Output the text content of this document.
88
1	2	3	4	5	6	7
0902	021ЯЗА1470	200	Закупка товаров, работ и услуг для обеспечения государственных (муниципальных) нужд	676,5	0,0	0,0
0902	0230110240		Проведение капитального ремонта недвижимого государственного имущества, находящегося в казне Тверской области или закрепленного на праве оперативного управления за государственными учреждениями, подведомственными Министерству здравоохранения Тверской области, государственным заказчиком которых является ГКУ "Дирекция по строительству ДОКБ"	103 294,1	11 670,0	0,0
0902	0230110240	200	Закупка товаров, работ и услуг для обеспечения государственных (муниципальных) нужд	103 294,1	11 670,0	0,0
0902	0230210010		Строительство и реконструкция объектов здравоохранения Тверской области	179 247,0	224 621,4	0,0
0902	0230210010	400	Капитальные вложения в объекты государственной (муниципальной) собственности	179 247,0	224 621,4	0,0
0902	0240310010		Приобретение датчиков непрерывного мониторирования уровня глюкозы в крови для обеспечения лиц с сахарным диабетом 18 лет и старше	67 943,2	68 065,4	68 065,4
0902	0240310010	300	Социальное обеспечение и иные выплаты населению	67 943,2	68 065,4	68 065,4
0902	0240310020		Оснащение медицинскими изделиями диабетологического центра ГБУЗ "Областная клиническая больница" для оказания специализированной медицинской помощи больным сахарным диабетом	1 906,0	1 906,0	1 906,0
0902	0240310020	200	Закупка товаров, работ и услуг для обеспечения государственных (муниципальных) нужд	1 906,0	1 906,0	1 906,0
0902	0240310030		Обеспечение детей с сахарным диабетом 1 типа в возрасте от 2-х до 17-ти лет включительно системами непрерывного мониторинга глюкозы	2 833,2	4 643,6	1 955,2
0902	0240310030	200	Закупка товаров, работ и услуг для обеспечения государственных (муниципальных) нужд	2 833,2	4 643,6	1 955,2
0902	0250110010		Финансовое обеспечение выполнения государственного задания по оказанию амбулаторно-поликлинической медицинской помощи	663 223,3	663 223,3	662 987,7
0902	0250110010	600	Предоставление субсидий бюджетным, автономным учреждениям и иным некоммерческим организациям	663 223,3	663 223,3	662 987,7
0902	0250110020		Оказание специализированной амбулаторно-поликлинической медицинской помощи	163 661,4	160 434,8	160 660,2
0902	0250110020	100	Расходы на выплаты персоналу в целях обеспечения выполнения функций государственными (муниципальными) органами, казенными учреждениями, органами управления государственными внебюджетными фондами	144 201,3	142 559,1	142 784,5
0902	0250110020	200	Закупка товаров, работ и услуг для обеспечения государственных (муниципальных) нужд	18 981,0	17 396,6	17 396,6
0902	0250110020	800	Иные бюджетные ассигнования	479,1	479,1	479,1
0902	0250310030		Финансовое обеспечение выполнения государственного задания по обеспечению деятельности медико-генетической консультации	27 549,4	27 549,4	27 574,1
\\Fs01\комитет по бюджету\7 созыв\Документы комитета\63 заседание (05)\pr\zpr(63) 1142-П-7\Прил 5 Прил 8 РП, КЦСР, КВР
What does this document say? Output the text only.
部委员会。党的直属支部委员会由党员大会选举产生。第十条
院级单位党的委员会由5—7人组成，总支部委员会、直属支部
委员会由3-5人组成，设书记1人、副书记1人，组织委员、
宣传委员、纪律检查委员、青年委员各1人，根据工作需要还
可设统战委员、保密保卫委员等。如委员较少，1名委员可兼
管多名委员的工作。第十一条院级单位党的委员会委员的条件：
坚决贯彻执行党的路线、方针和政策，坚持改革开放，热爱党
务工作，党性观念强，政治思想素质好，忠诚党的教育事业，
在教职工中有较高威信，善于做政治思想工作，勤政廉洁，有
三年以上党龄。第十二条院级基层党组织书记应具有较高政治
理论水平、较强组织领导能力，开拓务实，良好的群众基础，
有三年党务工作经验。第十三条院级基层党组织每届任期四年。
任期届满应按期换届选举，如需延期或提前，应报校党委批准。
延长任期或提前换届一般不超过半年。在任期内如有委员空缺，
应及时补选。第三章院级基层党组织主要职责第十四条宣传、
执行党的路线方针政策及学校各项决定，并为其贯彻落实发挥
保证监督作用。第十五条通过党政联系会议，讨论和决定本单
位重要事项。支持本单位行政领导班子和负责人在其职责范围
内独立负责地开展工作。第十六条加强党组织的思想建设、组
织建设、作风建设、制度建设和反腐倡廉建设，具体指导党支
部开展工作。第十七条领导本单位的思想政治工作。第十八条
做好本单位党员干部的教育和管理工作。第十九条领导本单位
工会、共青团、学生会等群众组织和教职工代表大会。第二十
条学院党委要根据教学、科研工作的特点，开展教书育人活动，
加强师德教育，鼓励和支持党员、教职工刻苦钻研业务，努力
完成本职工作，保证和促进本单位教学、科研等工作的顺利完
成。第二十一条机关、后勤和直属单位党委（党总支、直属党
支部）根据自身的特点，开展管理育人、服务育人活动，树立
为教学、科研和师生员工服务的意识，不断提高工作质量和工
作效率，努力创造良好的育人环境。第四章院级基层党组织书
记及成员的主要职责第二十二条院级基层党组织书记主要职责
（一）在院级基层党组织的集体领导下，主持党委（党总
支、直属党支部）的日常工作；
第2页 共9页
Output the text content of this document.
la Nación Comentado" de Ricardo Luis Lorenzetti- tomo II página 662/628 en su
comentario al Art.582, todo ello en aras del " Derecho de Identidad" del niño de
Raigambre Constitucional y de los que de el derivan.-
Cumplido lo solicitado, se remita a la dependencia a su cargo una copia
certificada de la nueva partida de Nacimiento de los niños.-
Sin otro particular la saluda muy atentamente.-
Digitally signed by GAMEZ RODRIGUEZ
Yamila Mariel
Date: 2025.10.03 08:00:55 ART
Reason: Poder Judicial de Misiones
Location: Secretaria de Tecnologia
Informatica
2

:::::

Request —
Extract all the material, leaving every line as it is.

Final result —
Output the text content of this document.
88
1	2	3	4	5	6	7
0902	021ЯЗА1470	200	Закупка товаров, работ и услуг для обеспечения государственных (муниципальных) нужд	676,5	0,0	0,0
0902	0230110240		Проведение капитального ремонта недвижимого государственного имущества, находящегося в казне Тверской области или закрепленного на праве оперативного управления за государственными учреждениями, подведомственными Министерству здравоохранения Тверской области, государственным заказчиком которых является ГКУ "Дирекция по строительству ДОКБ"	103 294,1	11 670,0	0,0
0902	0230110240	200	Закупка товаров, работ и услуг для обеспечения государственных (муниципальных) нужд	103 294,1	11 670,0	0,0
0902	0230210010		Строительство и реконструкция объектов здравоохранения Тверской области	179 247,0	224 621,4	0,0
0902	0230210010	400	Капитальные вложения в объекты государственной (муниципальной) собственности	179 247,0	224 621,4	0,0
0902	0240310010		Приобретение датчиков непрерывного мониторирования уровня глюкозы в крови для обеспечения лиц с сахарным диабетом 18 лет и старше	67 943,2	68 065,4	68 065,4
0902	0240310010	300	Социальное обеспечение и иные выплаты населению	67 943,2	68 065,4	68 065,4
0902	0240310020		Оснащение медицинскими изделиями диабетологического центра ГБУЗ "Областная клиническая больница" для оказания специализированной медицинской помощи больным сахарным диабетом	1 906,0	1 906,0	1 906,0
0902	0240310020	200	Закупка товаров, работ и услуг для обеспечения государственных (муниципальных) нужд	1 906,0	1 906,0	1 906,0
0902	0240310030		Обеспечение детей с сахарным диабетом 1 типа в возрасте от 2-х до 17-ти лет включительно системами непрерывного мониторинга глюкозы	2 833,2	4 643,6	1 955,2
0902	0240310030	200	Закупка товаров, работ и услуг для обеспечения государственных (муниципальных) нужд	2 833,2	4 643,6	1 955,2
0902	0250110010		Финансовое обеспечение выполнения государственного задания по оказанию амбулаторно-поликлинической медицинской помощи	663 223,3	663 223,3	662 987,7
0902	0250110010	600	Предоставление субсидий бюджетным, автономным учреждениям и иным некоммерческим организациям	663 223,3	663 223,3	662 987,7
0902	0250110020		Оказание специализированной амбулаторно-поликлинической медицинской помощи	163 661,4	160 434,8	160 660,2
0902	0250110020	100	Расходы на выплаты персоналу в целях обеспечения выполнения функций государственными (муниципальными) органами, казенными учреждениями, органами управления государственными внебюджетными фондами	144 201,3	142 559,1	142 784,5
0902	0250110020	200	Закупка товаров, работ и услуг для обеспечения государственных (муниципальных) нужд	18 981,0	17 396,6	17 396,6
0902	0250110020	800	Иные бюджетные ассигнования	479,1	479,1	479,1
0902	0250310030		Финансовое обеспечение выполнения государственного задания по обеспечению деятельности медико-генетической консультации	27 549,4	27 549,4	27 574,1
\\Fs01\комитет по бюджету\7 созыв\Документы комитета\63 заседание (05)\pr\zpr(63) 1142-П-7\Прил 5 Прил 8 РП, КЦСР, КВР
What does this document say? Output the text only.
部委员会。党的直属支部委员会由党员大会选举产生。第十条
院级单位党的委员会由5—7人组成，总支部委员会、直属支部
委员会由3-5人组成，设书记1人、副书记1人，组织委员、
宣传委员、纪律检查委员、青年委员各1人，根据工作需要还
可设统战委员、保密保卫委员等。如委员较少，1名委员可兼
管多名委员的工作。第十一条院级单位党的委员会委员的条件：
坚决贯彻执行党的路线、方针和政策，坚持改革开放，热爱党
务工作，党性观念强，政治思想素质好，忠诚党的教育事业，
在教职工中有较高威信，善于做政治思想工作，勤政廉洁，有
三年以上党龄。第十二条院级基层党组织书记应具有较高政治
理论水平、较强组织领导能力，开拓务实，良好的群众基础，
有三年党务工作经验。第十三条院级基层党组织每届任期四年。
任期届满应按期换届选举，如需延期或提前，应报校党委批准。
延长任期或提前换届一般不超过半年。在任期内如有委员空缺，
应及时补选。第三章院级基层党组织主要职责第十四条宣传、
执行党的路线方针政策及学校各项决定，并为其贯彻落实发挥
保证监督作用。第十五条通过党政联系会议，讨论和决定本单
位重要事项。支持本单位行政领导班子和负责人在其职责范围
内独立负责地开展工作。第十六条加强党组织的思想建设、组
织建设、作风建设、制度建设和反腐倡廉建设，具体指导党支
部开展工作。第十七条领导本单位的思想政治工作。第十八条
做好本单位党员干部的教育和管理工作。第十九条领导本单位
工会、共青团、学生会等群众组织和教职工代表大会。第二十
条学院党委要根据教学、科研工作的特点，开展教书育人活动，
加强师德教育，鼓励和支持党员、教职工刻苦钻研业务，努力
完成本职工作，保证和促进本单位教学、科研等工作的顺利完
成。第二十一条机关、后勤和直属单位党委（党总支、直属党
支部）根据自身的特点，开展管理育人、服务育人活动，树立
为教学、科研和师生员工服务的意识，不断提高工作质量和工
作效率，努力创造良好的育人环境。第四章院级基层党组织书
记及成员的主要职责第二十二条院级基层党组织书记主要职责
（一）在院级基层党组织的集体领导下，主持党委（党总
支、直属党支部）的日常工作；
第2页 共9页
Output the text content of this document.
la Nación Comentado" de Ricardo Luis Lorenzetti- tomo II página 662/628 en su
comentario al Art.582, todo ello en aras del " Derecho de Identidad" del niño de
Raigambre Constitucional y de los que de el derivan.-
Cumplido lo solicitado, se remita a la dependencia a su cargo una copia
certificada de la nueva partida de Nacimiento de los niños.-
Sin otro particular la saluda muy atentamente.-
Digitally signed by GAMEZ RODRIGUEZ
Yamila Mariel
Date: 2025.10.03 08:00:55 ART
Reason: Poder Judicial de Misiones
Location: Secretaria de Tecnologia
Informatica
2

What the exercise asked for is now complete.